### Input
•••••

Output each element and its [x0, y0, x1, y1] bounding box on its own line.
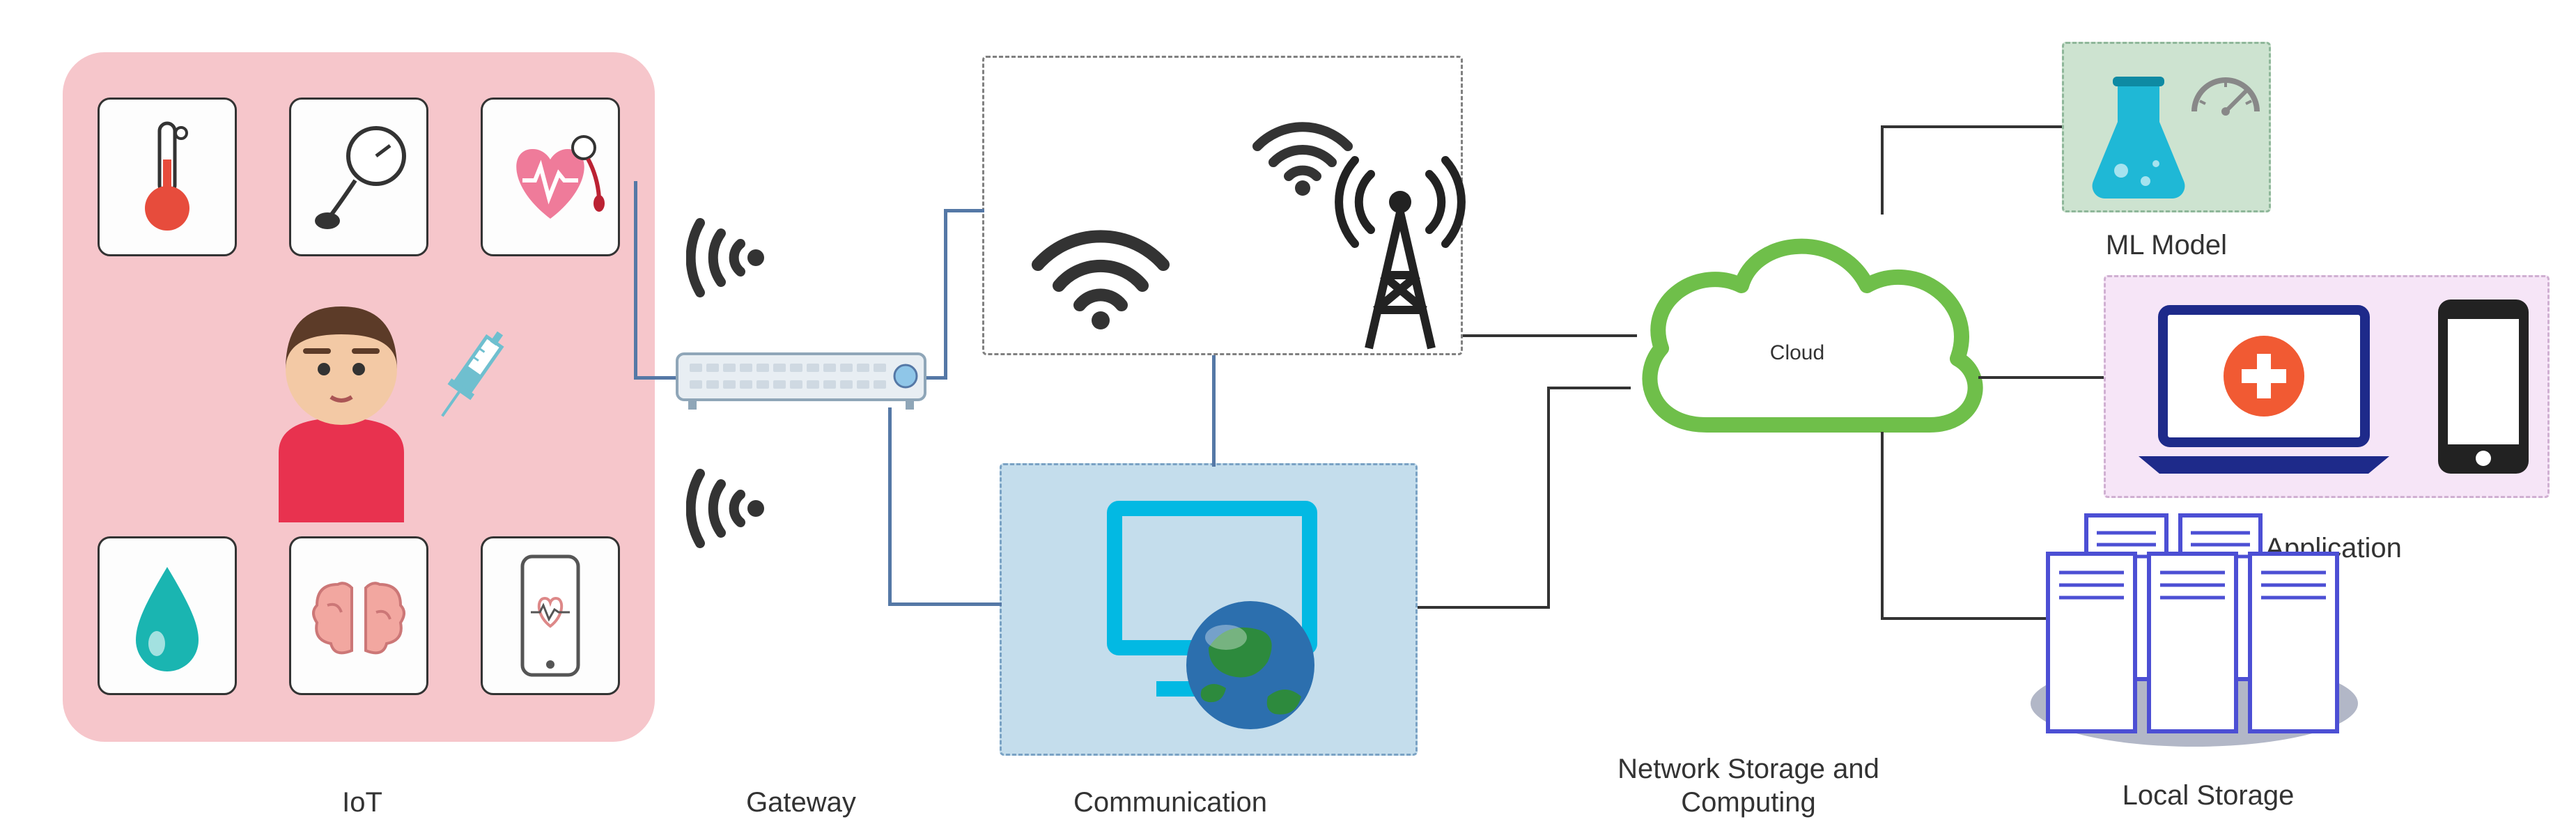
communication-label: Communication — [1024, 787, 1317, 818]
thermometer-icon — [129, 118, 205, 236]
iot-label: IoT — [293, 787, 432, 818]
conn-router-wired-h — [888, 602, 1002, 606]
cloud-below-label: Network Storage and Computing — [1567, 752, 1930, 819]
bp-cuff-icon — [307, 118, 411, 236]
conn-cloud-ml-v — [1881, 125, 1884, 215]
patient-icon — [237, 293, 446, 522]
conn-router-wireless-h2 — [944, 209, 984, 212]
local-storage-icon — [2020, 501, 2368, 759]
conn-cloud-app — [1978, 376, 2105, 379]
syringe-icon — [432, 320, 509, 432]
sensor-thermometer — [98, 98, 237, 256]
phone-ecg-icon — [509, 550, 592, 682]
monitor-globe-icon — [1087, 495, 1351, 745]
sensor-brain — [289, 536, 428, 695]
gateway-label: Gateway — [711, 787, 892, 818]
conn-wired-cloud-v — [1547, 387, 1550, 609]
conn-cloud-storage-v — [1881, 432, 1884, 620]
conn-wired-cloud-h2 — [1547, 387, 1631, 389]
brain-icon — [303, 563, 414, 668]
conn-wired-cloud-h — [1418, 606, 1550, 609]
cloud-inside-label: Cloud — [1741, 341, 1853, 365]
router-icon — [676, 348, 926, 411]
fluid-drop-icon — [125, 560, 209, 671]
cloud-icon — [1609, 181, 1999, 481]
sensor-bp-cuff — [289, 98, 428, 256]
local-storage-label: Local Storage — [2097, 780, 2320, 811]
sensor-heart-rate — [481, 98, 620, 256]
gateway-wifi-bottom-icon — [686, 460, 798, 557]
sensor-fluid-drop — [98, 536, 237, 695]
conn-router-wired-v — [888, 407, 892, 606]
conn-hearttile-to-router-h — [634, 376, 676, 380]
laptop-medical-icon — [2132, 300, 2396, 481]
gateway-wifi-top-icon — [686, 209, 798, 306]
ml-gauge-icon — [2187, 59, 2264, 122]
conn-cloud-ml-h — [1881, 125, 2063, 128]
wifi-signal-large-icon — [1024, 216, 1177, 334]
sensor-phone-ecg — [481, 536, 620, 695]
conn-router-wireless-v — [944, 209, 947, 380]
conn-wireless-cloud — [1463, 334, 1637, 337]
ml-flask-icon — [2079, 66, 2198, 205]
ml-model-label: ML Model — [2076, 230, 2257, 261]
smartphone-icon — [2431, 293, 2536, 481]
conn-hearttile-to-router-v — [634, 181, 637, 376]
heart-rate-icon — [495, 121, 606, 233]
cell-tower-icon — [1330, 132, 1470, 355]
conn-wireless-wired-v — [1212, 355, 1216, 467]
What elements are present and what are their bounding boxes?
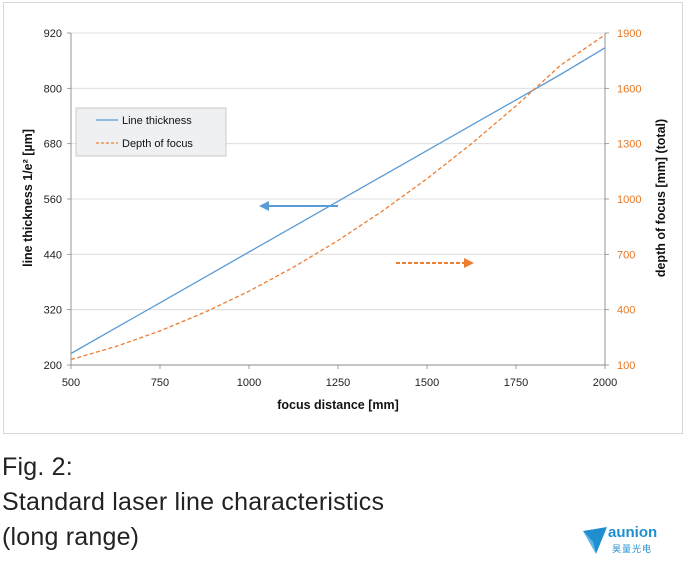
chart-frame [3,2,683,434]
legend-box [75,107,227,157]
series-lines [70,34,606,361]
x-tick-label: 750 [151,377,169,389]
arrow-right-head-icon [464,258,474,268]
right-y-axis-title: depth of focus [mm] (total) [654,119,668,277]
gridlines [71,32,605,366]
caption-line-3: (long range) [2,523,140,551]
right-y-tick-label: 700 [617,249,635,261]
left-y-tick-label: 920 [44,28,62,40]
left-y-axis-title: line thickness 1/e² [µm] [21,129,35,267]
logo-name: aunion [608,524,658,541]
right-y-tick-label: 1900 [617,28,641,40]
x-tick-label: 2000 [593,377,617,389]
right-y-tick-label: 1000 [617,194,641,206]
logo-subtitle: 昊量光电 [612,545,653,555]
series-line-line-thickness [70,47,606,355]
arrow-left-head-icon [259,201,269,211]
x-tick-label: 1500 [415,377,439,389]
left-y-tick-label: 440 [44,249,62,261]
right-y-tick-label: 1300 [617,139,641,151]
legend: Line thickness Depth of focus [75,107,227,157]
figure-caption: Fig. 2: Standard laser line characterist… [2,450,384,555]
logo-arrow-icon [583,527,607,554]
right-y-tick-label: 400 [617,305,635,317]
caption-line-2: Standard laser line characteristics [2,488,385,516]
x-tick-label: 1000 [237,377,261,389]
series-line-depth-of-focus [70,34,606,361]
x-tick-label: 1750 [504,377,528,389]
annotations [259,201,474,268]
x-axis-title: focus distance [mm] [277,398,399,412]
legend-label-depth-of-focus: Depth of focus [122,138,193,150]
left-y-tick-label: 560 [44,194,62,206]
left-y-tick-label: 320 [44,305,62,317]
x-tick-label: 1250 [326,377,350,389]
x-tick-label: 500 [62,377,80,389]
left-y-tick-label: 680 [44,139,62,151]
aunion-logo: aunion 昊量光电 [582,524,682,556]
chart: 200 320 440 560 680 800 920 100 400 700 1000 1300 16… [21,28,668,412]
right-y-tick-label: 100 [617,360,635,372]
left-y-tick-label: 800 [44,83,62,95]
left-y-tick-label: 200 [44,360,62,372]
axes [67,32,609,369]
legend-label-line-thickness: Line thickness [122,115,192,127]
caption-line-1: Fig. 2: [2,453,73,481]
right-y-tick-label: 1600 [617,83,641,95]
tick-labels: 200 320 440 560 680 800 920 100 400 700 1000 1300 16… [44,28,642,389]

•••••

### The problem
Express every line in all the records as a JSON list of strings, one string per line, with blank lines left out and the pictures omitted.

### Task result
[
  "Output each element and its [x0, y0, x1, y1] bounding box on its own line.",
  "communication-label: Communication — [1024, 787, 1317, 818]",
  "thermometer-icon — [129, 118, 205, 236]",
  "iot-label: IoT — [293, 787, 432, 818]",
  "conn-router-wired-h — [888, 602, 1002, 606]",
  "cloud-below-label: Network Storage and Computing — [1567, 752, 1930, 819]",
  "bp-cuff-icon — [307, 118, 411, 236]",
  "conn-cloud-ml-v — [1881, 125, 1884, 215]",
  "patient-icon — [237, 293, 446, 522]",
  "conn-router-wireless-h2 — [944, 209, 984, 212]",
  "local-storage-icon — [2020, 501, 2368, 759]",
  "conn-cloud-app — [1978, 376, 2105, 379]",
  "syringe-icon — [432, 320, 509, 432]",
  "sensor-thermometer — [98, 98, 237, 256]",
  "phone-ecg-icon — [509, 550, 592, 682]",
  "monitor-globe-icon — [1087, 495, 1351, 745]",
  "sensor-brain — [289, 536, 428, 695]",
  "gateway-label: Gateway — [711, 787, 892, 818]",
  "conn-wired-cloud-v — [1547, 387, 1550, 609]",
  "conn-cloud-storage-v — [1881, 432, 1884, 620]",
  "conn-wired-cloud-h2 — [1547, 387, 1631, 389]",
  "brain-icon — [303, 563, 414, 668]",
  "conn-wired-cloud-h — [1418, 606, 1550, 609]",
  "cloud-inside-label: Cloud — [1741, 341, 1853, 365]",
  "router-icon — [676, 348, 926, 411]",
  "fluid-drop-icon — [125, 560, 209, 671]",
  "cloud-icon — [1609, 181, 1999, 481]",
  "sensor-bp-cuff — [289, 98, 428, 256]",
  "local-storage-label: Local Storage — [2097, 780, 2320, 811]",
  "sensor-heart-rate — [481, 98, 620, 256]",
  "gateway-wifi-bottom-icon — [686, 460, 798, 557]",
  "sensor-fluid-drop — [98, 536, 237, 695]",
  "conn-router-wired-v — [888, 407, 892, 606]",
  "conn-hearttile-to-router-h — [634, 376, 676, 380]",
  "laptop-medical-icon — [2132, 300, 2396, 481]",
  "gateway-wifi-top-icon — [686, 209, 798, 306]",
  "ml-gauge-icon — [2187, 59, 2264, 122]",
  "conn-cloud-ml-h — [1881, 125, 2063, 128]",
  "wifi-signal-large-icon — [1024, 216, 1177, 334]",
  "sensor-phone-ecg — [481, 536, 620, 695]",
  "conn-router-wireless-v — [944, 209, 947, 380]",
  "conn-wireless-cloud — [1463, 334, 1637, 337]",
  "ml-flask-icon — [2079, 66, 2198, 205]",
  "ml-model-label: ML Model — [2076, 230, 2257, 261]",
  "smartphone-icon — [2431, 293, 2536, 481]",
  "conn-hearttile-to-router-v — [634, 181, 637, 376]",
  "heart-rate-icon — [495, 121, 606, 233]",
  "cell-tower-icon — [1330, 132, 1470, 355]",
  "conn-wireless-wired-v — [1212, 355, 1216, 467]",
  "What elements are present and what are their bounding boxes?",
  "chart-frame [3,2,683,434]",
  "legend-box [75,107,227,157]",
  "series-lines [70,34,606,361]",
  "x-tick-label: 750 [151,377,169,389]",
  "arrow-right-head-icon [464,258,474,268]",
  "right-y-axis-title: depth of focus [mm] (total) [654,119,668,277]",
  "gridlines [71,32,605,366]",
  "caption-line-3: (long range) [2,523,140,551]",
  "right-y-tick-label: 700 [617,249,635,261]",
  "left-y-tick-label: 920 [44,28,62,40]",
  "left-y-axis-title: line thickness 1/e² [µm] [21,129,35,267]",
  "logo-name: aunion [608,524,658,541]",
  "right-y-tick-label: 1900 [617,28,641,40]",
  "x-tick-label: 2000 [593,377,617,389]",
  "right-y-tick-label: 1000 [617,194,641,206]",
  "logo-subtitle: 昊量光电 [612,545,653,555]",
  "series-line-line-thickness [70,47,606,355]",
  "arrow-left-head-icon [259,201,269,211]",
  "x-tick-label: 1500 [415,377,439,389]",
  "left-y-tick-label: 440 [44,249,62,261]",
  "right-y-tick-label: 1300 [617,139,641,151]",
  "legend: Line thickness Depth of focus [75,107,227,157]",
  "figure-caption: Fig. 2: Standard laser line characterist… [2,450,384,555]",
  "logo-arrow-icon [583,527,607,554]",
  "right-y-tick-label: 400 [617,305,635,317]",
  "caption-line-2: Standard laser line characteristics [2,488,385,516]",
  "x-tick-label: 1000 [237,377,261,389]",
  "series-line-depth-of-focus [70,34,606,361]",
  "x-tick-label: 1750 [504,377,528,389]",
  "annotations [259,201,474,268]",
  "x-axis-title: focus distance [mm] [277,398,399,412]",
  "legend-label-depth-of-focus: Depth of focus [122,138,193,150]",
  "left-y-tick-label: 560 [44,194,62,206]",
  "left-y-tick-label: 320 [44,305,62,317]",
  "x-tick-label: 1250 [326,377,350,389]",
  "x-tick-label: 500 [62,377,80,389]",
  "left-y-tick-label: 680 [44,139,62,151]",
  "aunion-logo: aunion 昊量光电 [582,524,682,556]",
  "chart: 200 320 440 560 680 800 920 100 400 700 1000 1300 16… [21,28,668,412]",
  "right-y-tick-label: 100 [617,360,635,372]",
  "left-y-tick-label: 800 [44,83,62,95]",
  "left-y-tick-label: 200 [44,360,62,372]",
  "axes [67,32,609,369]",
  "legend-label-line-thickness: Line thickness [122,115,192,127]",
  "caption-line-1: Fig. 2: [2,453,73,481]",
  "right-y-tick-label: 1600 [617,83,641,95]",
  "tick-labels: 200 320 440 560 680 800 920 100 400 700 1000 1300 16… [44,28,642,389]"
]